• **Collection entries**
'''
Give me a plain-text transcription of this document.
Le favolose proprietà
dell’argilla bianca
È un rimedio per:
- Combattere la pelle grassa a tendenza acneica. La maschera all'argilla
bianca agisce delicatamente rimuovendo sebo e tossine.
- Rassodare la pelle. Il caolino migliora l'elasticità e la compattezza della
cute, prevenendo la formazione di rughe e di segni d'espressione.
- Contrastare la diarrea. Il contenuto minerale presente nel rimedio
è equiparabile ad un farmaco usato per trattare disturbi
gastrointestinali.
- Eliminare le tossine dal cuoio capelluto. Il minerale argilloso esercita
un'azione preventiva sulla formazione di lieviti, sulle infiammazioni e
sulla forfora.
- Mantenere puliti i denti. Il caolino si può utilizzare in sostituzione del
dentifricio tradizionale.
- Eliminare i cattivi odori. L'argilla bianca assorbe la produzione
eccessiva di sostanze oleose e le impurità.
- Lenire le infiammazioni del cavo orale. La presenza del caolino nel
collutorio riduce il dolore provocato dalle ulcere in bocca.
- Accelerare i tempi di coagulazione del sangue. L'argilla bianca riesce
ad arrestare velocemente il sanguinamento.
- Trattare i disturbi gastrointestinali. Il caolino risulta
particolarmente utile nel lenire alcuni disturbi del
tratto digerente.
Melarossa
'''
• **Request**
Identify the lines that hold the word "rimedio". Copy every one of them.

• **Full answer**
È un rimedio per:
- Contrastare la diarrea. Il contenuto minerale presente nel rimedio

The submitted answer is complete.